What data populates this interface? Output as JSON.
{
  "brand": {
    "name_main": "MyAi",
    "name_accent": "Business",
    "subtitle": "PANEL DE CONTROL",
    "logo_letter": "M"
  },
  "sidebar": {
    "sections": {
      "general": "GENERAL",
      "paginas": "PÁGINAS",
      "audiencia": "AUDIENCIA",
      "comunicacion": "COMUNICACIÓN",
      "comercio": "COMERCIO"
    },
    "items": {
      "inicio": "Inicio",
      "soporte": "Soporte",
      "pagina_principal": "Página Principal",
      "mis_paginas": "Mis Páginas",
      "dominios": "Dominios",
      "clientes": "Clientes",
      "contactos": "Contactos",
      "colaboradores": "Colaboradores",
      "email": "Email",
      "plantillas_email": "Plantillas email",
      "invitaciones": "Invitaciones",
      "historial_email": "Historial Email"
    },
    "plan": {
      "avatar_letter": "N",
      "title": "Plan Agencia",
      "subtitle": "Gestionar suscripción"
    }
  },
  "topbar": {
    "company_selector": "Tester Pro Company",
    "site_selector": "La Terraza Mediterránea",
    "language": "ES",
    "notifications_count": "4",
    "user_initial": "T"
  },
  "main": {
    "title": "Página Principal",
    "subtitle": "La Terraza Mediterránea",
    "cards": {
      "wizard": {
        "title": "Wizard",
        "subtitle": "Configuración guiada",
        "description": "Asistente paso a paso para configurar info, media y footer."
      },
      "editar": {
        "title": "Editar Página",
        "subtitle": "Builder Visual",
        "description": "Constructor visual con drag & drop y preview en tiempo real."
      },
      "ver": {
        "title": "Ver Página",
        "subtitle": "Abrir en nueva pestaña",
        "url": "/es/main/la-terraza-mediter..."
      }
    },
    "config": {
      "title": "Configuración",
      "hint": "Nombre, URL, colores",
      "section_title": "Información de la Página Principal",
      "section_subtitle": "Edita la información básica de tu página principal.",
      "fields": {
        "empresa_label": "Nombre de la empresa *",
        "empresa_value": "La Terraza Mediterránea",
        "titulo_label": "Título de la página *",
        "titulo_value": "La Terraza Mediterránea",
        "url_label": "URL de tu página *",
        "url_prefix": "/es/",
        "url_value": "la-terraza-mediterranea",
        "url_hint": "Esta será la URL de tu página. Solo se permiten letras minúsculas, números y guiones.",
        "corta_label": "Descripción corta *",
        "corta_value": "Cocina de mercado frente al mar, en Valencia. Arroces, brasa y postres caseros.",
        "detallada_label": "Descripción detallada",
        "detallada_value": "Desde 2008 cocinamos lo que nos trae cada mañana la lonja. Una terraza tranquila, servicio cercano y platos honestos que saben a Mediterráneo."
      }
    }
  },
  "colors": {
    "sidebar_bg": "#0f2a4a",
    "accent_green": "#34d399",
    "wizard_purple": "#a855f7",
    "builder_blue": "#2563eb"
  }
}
* * * * * * * * *
● **WRITTEN REQUEST**
Copy out the whole listing exactly; please set it all down.

● **TASK OUTPUT**
What data populates this interface? Output as JSON.
{
  "brand": {
    "name_main": "MyAi",
    "name_accent": "Business",
    "subtitle": "PANEL DE CONTROL",
    "logo_letter": "M"
  },
  "sidebar": {
    "sections": {
      "general": "GENERAL",
      "paginas": "PÁGINAS",
      "audiencia": "AUDIENCIA",
      "comunicacion": "COMUNICACIÓN",
      "comercio": "COMERCIO"
    },
    "items": {
      "inicio": "Inicio",
      "soporte": "Soporte",
      "pagina_principal": "Página Principal",
      "mis_paginas": "Mis Páginas",
      "dominios": "Dominios",
      "clientes": "Clientes",
      "contactos": "Contactos",
      "colaboradores": "Colaboradores",
      "email": "Email",
      "plantillas_email": "Plantillas email",
      "invitaciones": "Invitaciones",
      "historial_email": "Historial Email"
    },
    "plan": {
      "avatar_letter": "N",
      "title": "Plan Agencia",
      "subtitle": "Gestionar suscripción"
    }
  },
  "topbar": {
    "company_selector": "Tester Pro Company",
    "site_selector": "La Terraza Mediterránea",
    "language": "ES",
    "notifications_count": "4",
    "user_initial": "T"
  },
  "main": {
    "title": "Página Principal",
    "subtitle": "La Terraza Mediterránea",
    "cards": {
      "wizard": {
        "title": "Wizard",
        "subtitle": "Configuración guiada",
        "description": "Asistente paso a paso para configurar info, media y footer."
      },
      "editar": {
        "title": "Editar Página",
        "subtitle": "Builder Visual",
        "description": "Constructor visual con drag & drop y preview en tiempo real."
      },
      "ver": {
        "title": "Ver Página",
        "subtitle": "Abrir en nueva pestaña",
        "url": "/es/main/la-terraza-mediter..."
      }
    },
    "config": {
      "title": "Configuración",
      "hint": "Nombre, URL, colores",
      "section_title": "Información de la Página Principal",
      "section_subtitle": "Edita la información básica de tu página principal.",
      "fields": {
        "empresa_label": "Nombre de la empresa *",
        "empresa_value": "La Terraza Mediterránea",
        "titulo_label": "Título de la página *",
        "titulo_value": "La Terraza Mediterránea",
        "url_label": "URL de tu página *",
        "url_prefix": "/es/",
        "url_value": "la-terraza-mediterranea",
        "url_hint": "Esta será la URL de tu página. Solo se permiten letras minúsculas, números y guiones.",
        "corta_label": "Descripción corta *",
        "corta_value": "Cocina de mercado frente al mar, en Valencia. Arroces, brasa y postres caseros.",
        "detallada_label": "Descripción detallada",
        "detallada_value": "Desde 2008 cocinamos lo que nos trae cada mañana la lonja. Una terraza tranquila, servicio cercano y platos honestos que saben a Mediterráneo."
      }
    }
  },
  "colors": {
    "sidebar_bg": "#0f2a4a",
    "accent_green": "#34d399",
    "wizard_purple": "#a855f7",
    "builder_blue": "#2563eb"
  }
}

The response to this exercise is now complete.